» Exercise data

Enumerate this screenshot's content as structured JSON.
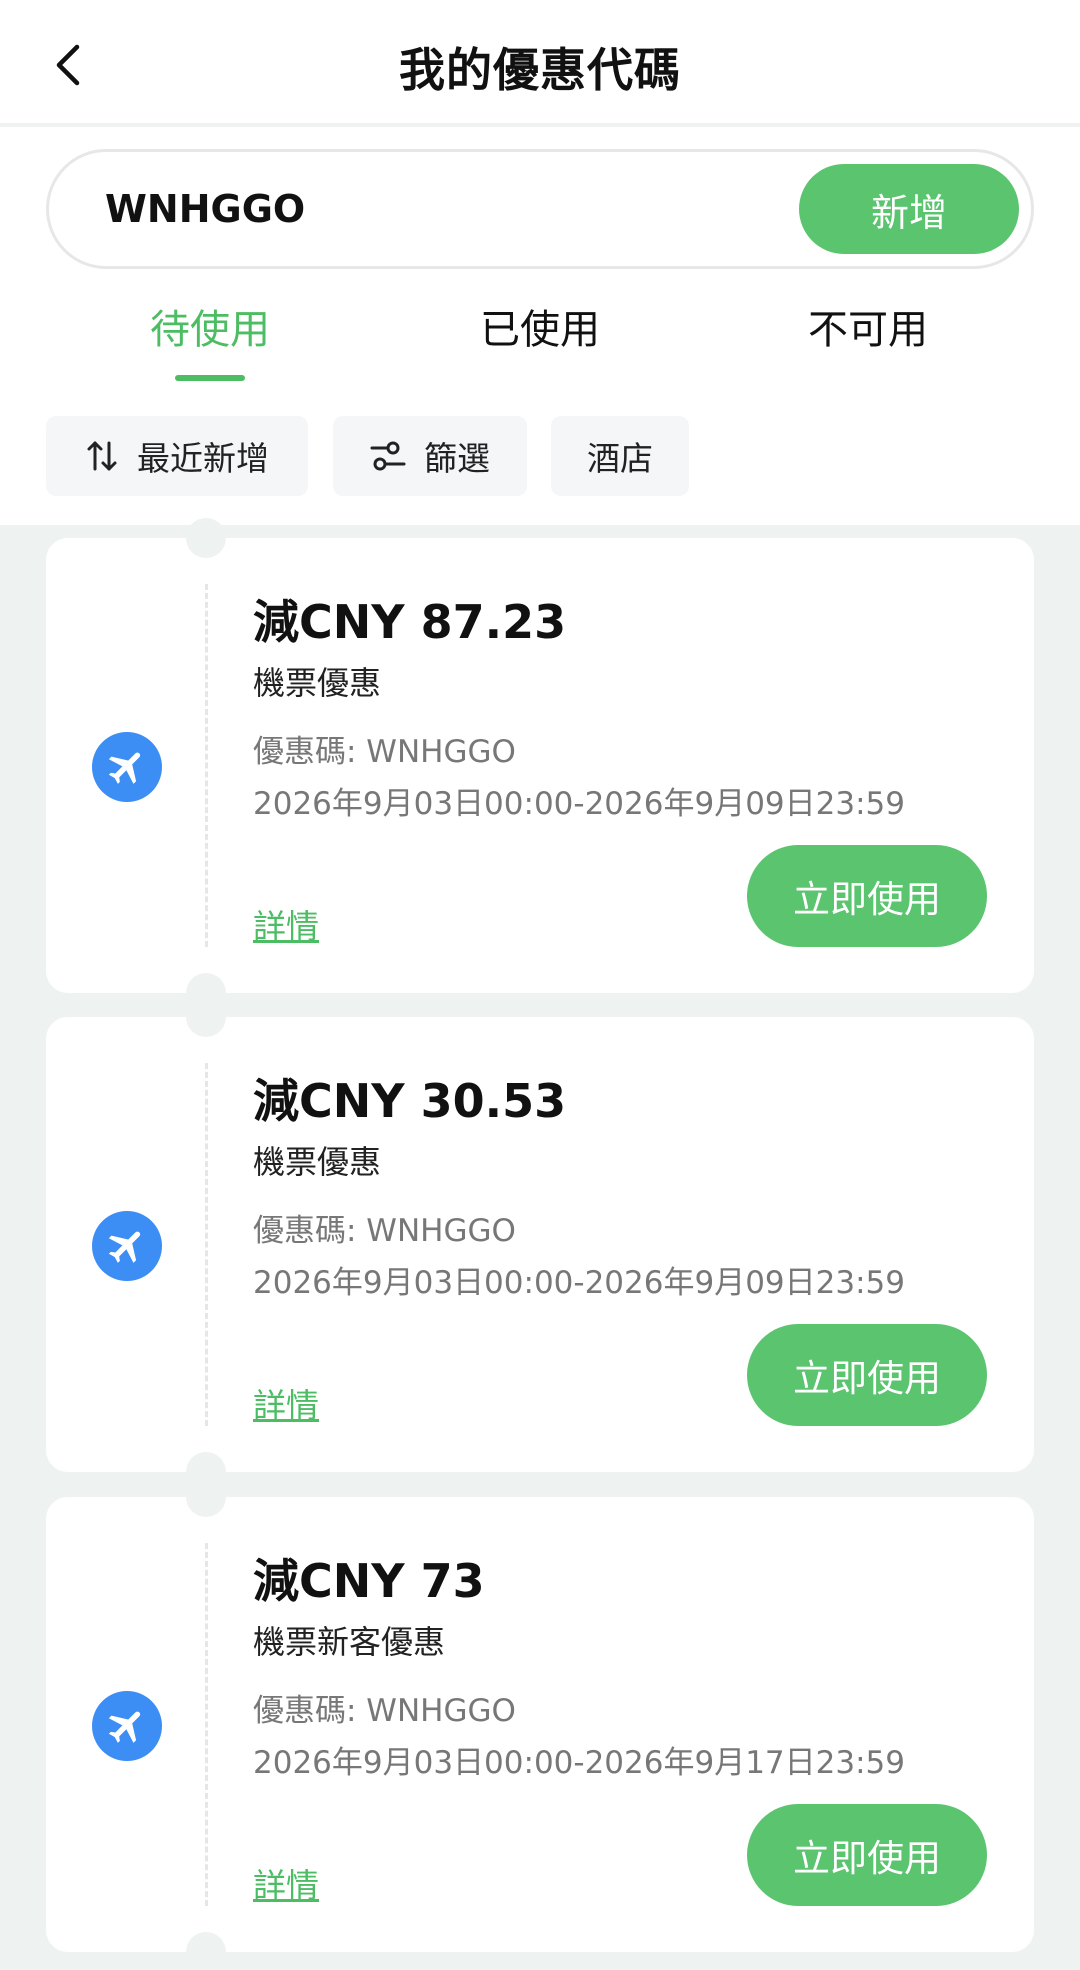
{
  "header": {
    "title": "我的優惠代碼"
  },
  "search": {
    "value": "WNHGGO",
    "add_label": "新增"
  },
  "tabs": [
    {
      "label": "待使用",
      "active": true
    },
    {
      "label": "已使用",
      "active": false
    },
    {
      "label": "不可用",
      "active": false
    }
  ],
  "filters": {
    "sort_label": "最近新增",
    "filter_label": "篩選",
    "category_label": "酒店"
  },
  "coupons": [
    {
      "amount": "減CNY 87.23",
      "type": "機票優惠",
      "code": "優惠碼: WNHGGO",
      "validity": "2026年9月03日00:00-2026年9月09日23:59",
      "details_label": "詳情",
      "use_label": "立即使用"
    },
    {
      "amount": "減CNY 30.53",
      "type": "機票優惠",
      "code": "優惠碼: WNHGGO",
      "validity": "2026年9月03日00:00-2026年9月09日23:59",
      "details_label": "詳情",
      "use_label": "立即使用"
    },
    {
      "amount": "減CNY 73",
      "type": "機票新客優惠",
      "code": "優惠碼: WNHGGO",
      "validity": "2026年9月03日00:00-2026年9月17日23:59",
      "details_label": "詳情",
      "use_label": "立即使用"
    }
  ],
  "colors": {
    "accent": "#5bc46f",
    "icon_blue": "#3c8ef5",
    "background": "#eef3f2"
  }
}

» Exercise goal
Write out the full listing verbatim, excluding its pictures.

» Exercise answer
Enumerate this screenshot's content as structured JSON.
{
  "header": {
    "title": "我的優惠代碼"
  },
  "search": {
    "value": "WNHGGO",
    "add_label": "新增"
  },
  "tabs": [
    {
      "label": "待使用",
      "active": true
    },
    {
      "label": "已使用",
      "active": false
    },
    {
      "label": "不可用",
      "active": false
    }
  ],
  "filters": {
    "sort_label": "最近新增",
    "filter_label": "篩選",
    "category_label": "酒店"
  },
  "coupons": [
    {
      "amount": "減CNY 87.23",
      "type": "機票優惠",
      "code": "優惠碼: WNHGGO",
      "validity": "2026年9月03日00:00-2026年9月09日23:59",
      "details_label": "詳情",
      "use_label": "立即使用"
    },
    {
      "amount": "減CNY 30.53",
      "type": "機票優惠",
      "code": "優惠碼: WNHGGO",
      "validity": "2026年9月03日00:00-2026年9月09日23:59",
      "details_label": "詳情",
      "use_label": "立即使用"
    },
    {
      "amount": "減CNY 73",
      "type": "機票新客優惠",
      "code": "優惠碼: WNHGGO",
      "validity": "2026年9月03日00:00-2026年9月17日23:59",
      "details_label": "詳情",
      "use_label": "立即使用"
    }
  ],
  "colors": {
    "accent": "#5bc46f",
    "icon_blue": "#3c8ef5",
    "background": "#eef3f2"
  }
}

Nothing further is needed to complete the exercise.